- [Task description] Write out each line word for word. Drop pictures.

## start Exercise inputs

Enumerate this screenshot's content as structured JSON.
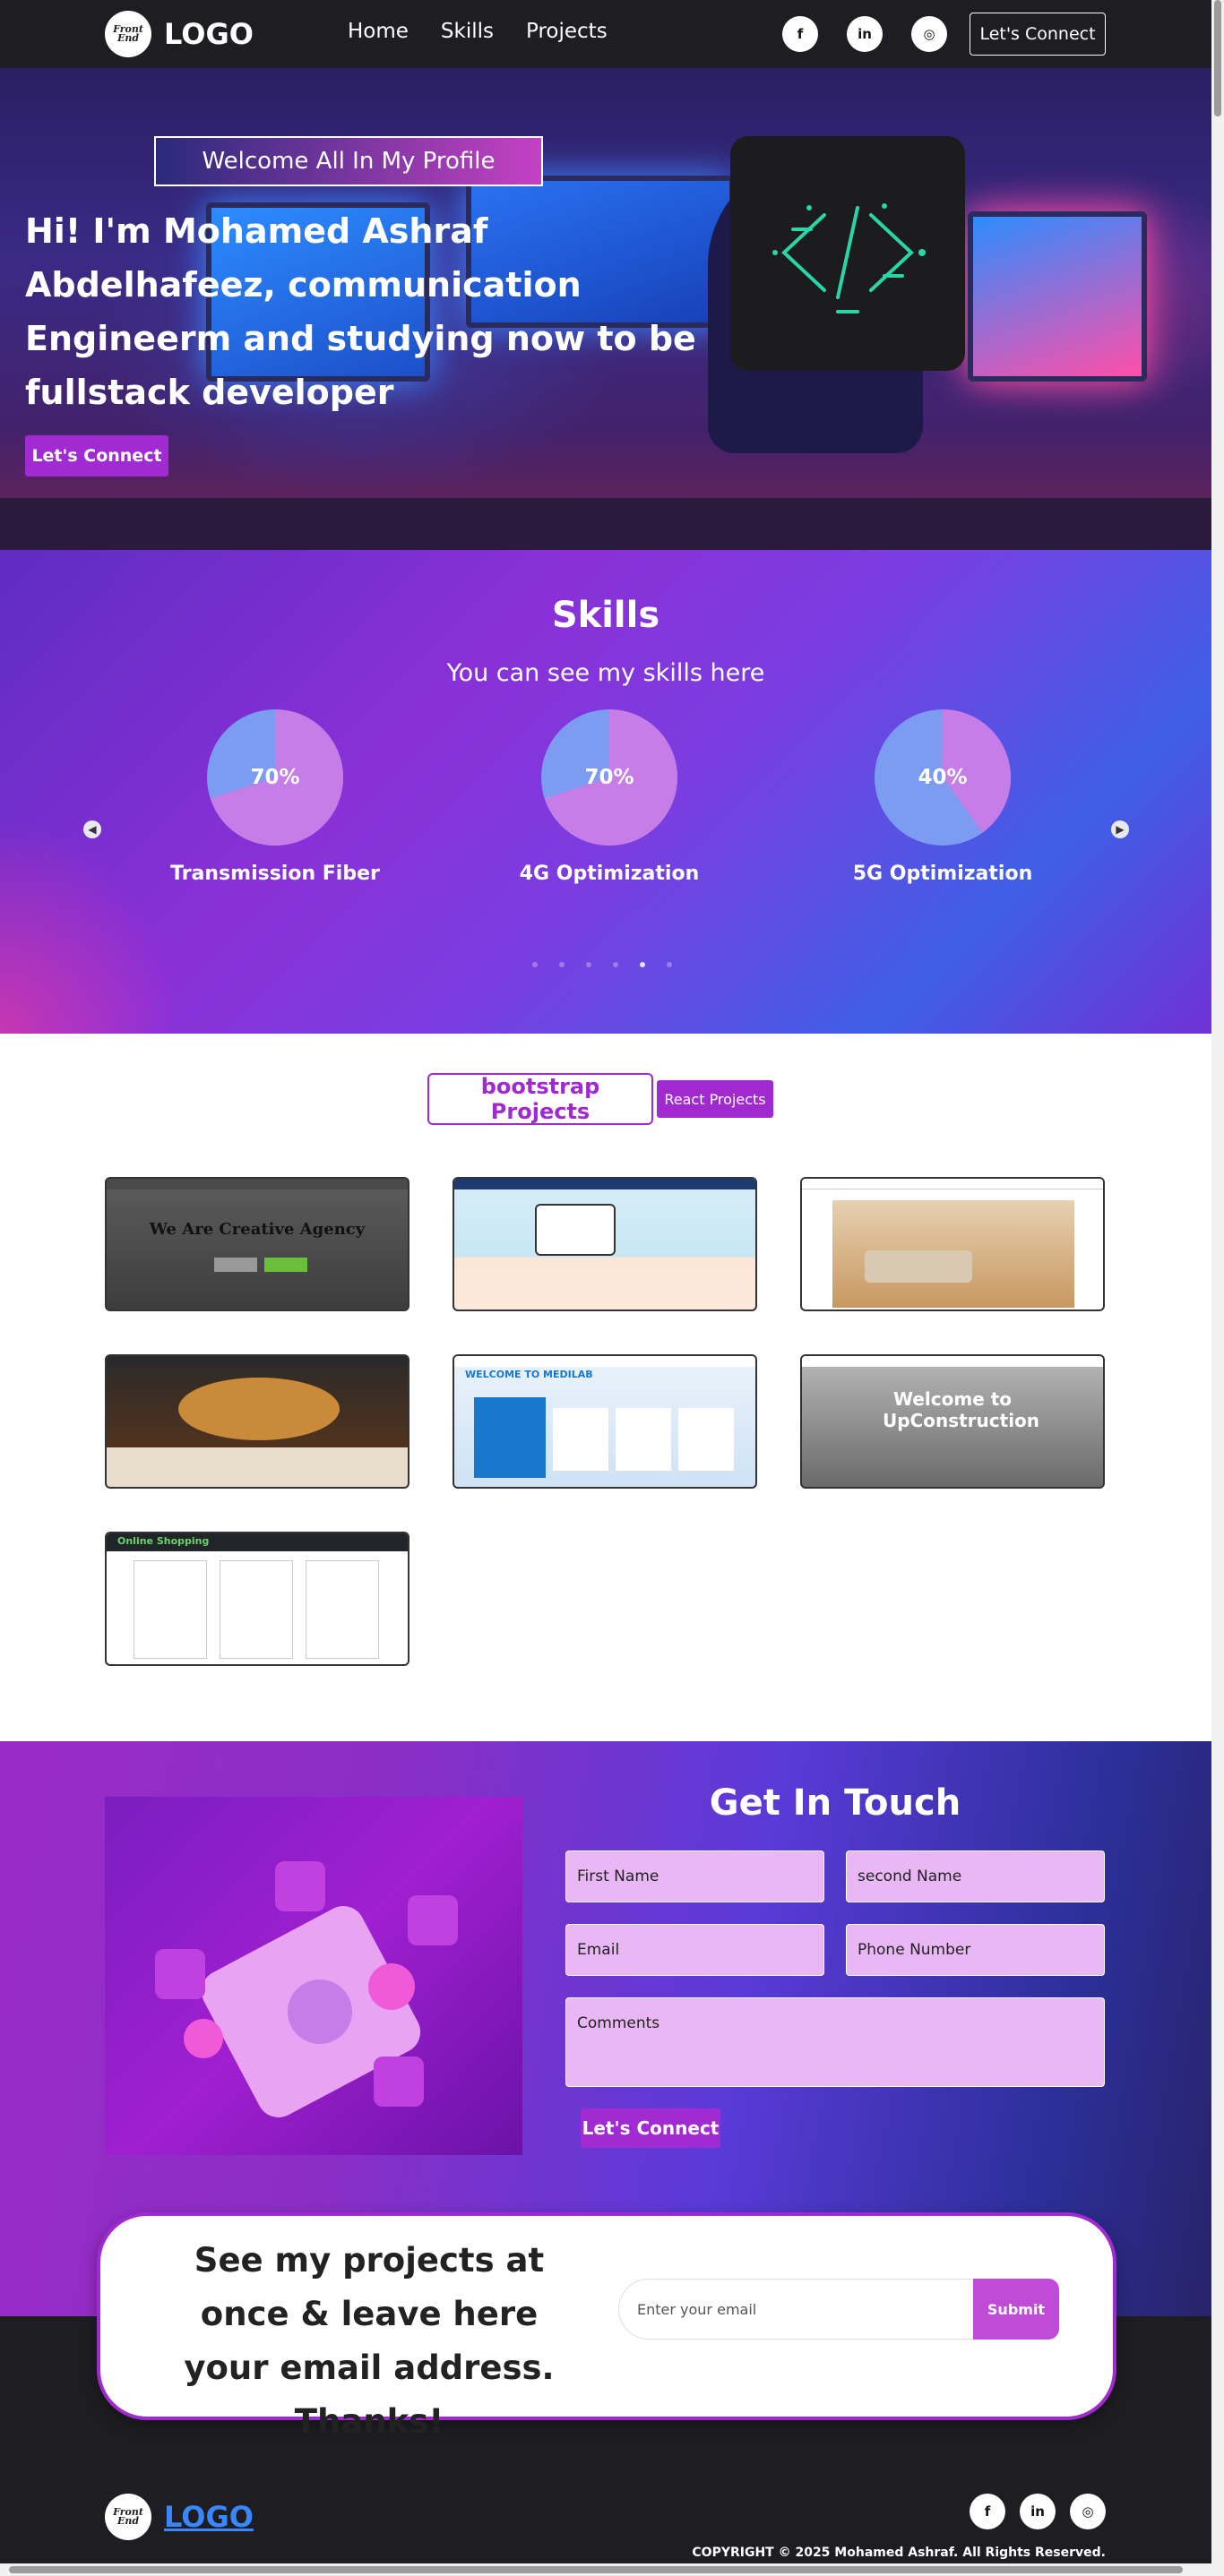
{
  "nav": {
    "brand_badge": "Front End",
    "brand_text": "LOGO",
    "links": [
      "Home",
      "Skills",
      "Projects"
    ],
    "socials": [
      {
        "icon": "facebook-icon",
        "glyph": "f"
      },
      {
        "icon": "linkedin-icon",
        "glyph": "in"
      },
      {
        "icon": "instagram-icon",
        "glyph": "◎"
      }
    ],
    "cta": "Let's Connect"
  },
  "hero": {
    "tagline": "Welcome All In My Profile",
    "title": "Hi! I'm Mohamed Ashraf Abdelhafeez, communication Engineerm and studying now to be fullstack developer",
    "cta": "Let's Connect"
  },
  "skills": {
    "title": "Skills",
    "subtitle": "You can see my skills here",
    "items": [
      {
        "name": "Transmission Fiber",
        "percent_label": "70%",
        "value": 70
      },
      {
        "name": "4G Optimization",
        "percent_label": "70%",
        "value": 70
      },
      {
        "name": "5G Optimization",
        "percent_label": "40%",
        "value": 40
      }
    ],
    "carousel_dots": 6,
    "active_dot": 4,
    "colors": {
      "pie_fill": "#c77de8",
      "pie_remainder": "#7b9cf0"
    }
  },
  "projects": {
    "tabs": [
      "bootstrap Projects",
      "React Projects"
    ],
    "active_tab": 0,
    "cards": [
      {
        "name": "creative-agency",
        "caption": "We Are Creative Agency"
      },
      {
        "name": "clothes-shop",
        "caption": ""
      },
      {
        "name": "furniture-store",
        "caption": ""
      },
      {
        "name": "pizza-restaurant",
        "caption": ""
      },
      {
        "name": "medilab",
        "caption": "WELCOME TO MEDILAB"
      },
      {
        "name": "upconstruction",
        "caption": "Welcome to UpConstruction"
      },
      {
        "name": "online-shopping",
        "caption": "Online Shopping"
      }
    ]
  },
  "contact": {
    "title": "Get In Touch",
    "fields": {
      "first_name": "First Name",
      "second_name": "second Name",
      "email": "Email",
      "phone": "Phone Number",
      "comments": "Comments"
    },
    "cta": "Let's Connect"
  },
  "newsletter": {
    "text": "See my projects at once & leave here your email address. Thanks!",
    "placeholder": "Enter your email",
    "submit": "Submit"
  },
  "footer": {
    "brand_text": "LOGO",
    "copyright": "COPYRIGHT © 2025 Mohamed Ashraf. All Rights Reserved."
  }
}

## end Exercise inputs

- [Exercise solution]
Enumerate this screenshot's content as structured JSON.
{
  "nav": {
    "brand_badge": "Front End",
    "brand_text": "LOGO",
    "links": [
      "Home",
      "Skills",
      "Projects"
    ],
    "socials": [
      {
        "icon": "facebook-icon",
        "glyph": "f"
      },
      {
        "icon": "linkedin-icon",
        "glyph": "in"
      },
      {
        "icon": "instagram-icon",
        "glyph": "◎"
      }
    ],
    "cta": "Let's Connect"
  },
  "hero": {
    "tagline": "Welcome All In My Profile",
    "title": "Hi! I'm Mohamed Ashraf Abdelhafeez, communication Engineerm and studying now to be fullstack developer",
    "cta": "Let's Connect"
  },
  "skills": {
    "title": "Skills",
    "subtitle": "You can see my skills here",
    "items": [
      {
        "name": "Transmission Fiber",
        "percent_label": "70%",
        "value": 70
      },
      {
        "name": "4G Optimization",
        "percent_label": "70%",
        "value": 70
      },
      {
        "name": "5G Optimization",
        "percent_label": "40%",
        "value": 40
      }
    ],
    "carousel_dots": 6,
    "active_dot": 4,
    "colors": {
      "pie_fill": "#c77de8",
      "pie_remainder": "#7b9cf0"
    }
  },
  "projects": {
    "tabs": [
      "bootstrap Projects",
      "React Projects"
    ],
    "active_tab": 0,
    "cards": [
      {
        "name": "creative-agency",
        "caption": "We Are Creative Agency"
      },
      {
        "name": "clothes-shop",
        "caption": ""
      },
      {
        "name": "furniture-store",
        "caption": ""
      },
      {
        "name": "pizza-restaurant",
        "caption": ""
      },
      {
        "name": "medilab",
        "caption": "WELCOME TO MEDILAB"
      },
      {
        "name": "upconstruction",
        "caption": "Welcome to UpConstruction"
      },
      {
        "name": "online-shopping",
        "caption": "Online Shopping"
      }
    ]
  },
  "contact": {
    "title": "Get In Touch",
    "fields": {
      "first_name": "First Name",
      "second_name": "second Name",
      "email": "Email",
      "phone": "Phone Number",
      "comments": "Comments"
    },
    "cta": "Let's Connect"
  },
  "newsletter": {
    "text": "See my projects at once & leave here your email address. Thanks!",
    "placeholder": "Enter your email",
    "submit": "Submit"
  },
  "footer": {
    "brand_text": "LOGO",
    "copyright": "COPYRIGHT © 2025 Mohamed Ashraf. All Rights Reserved."
  }
}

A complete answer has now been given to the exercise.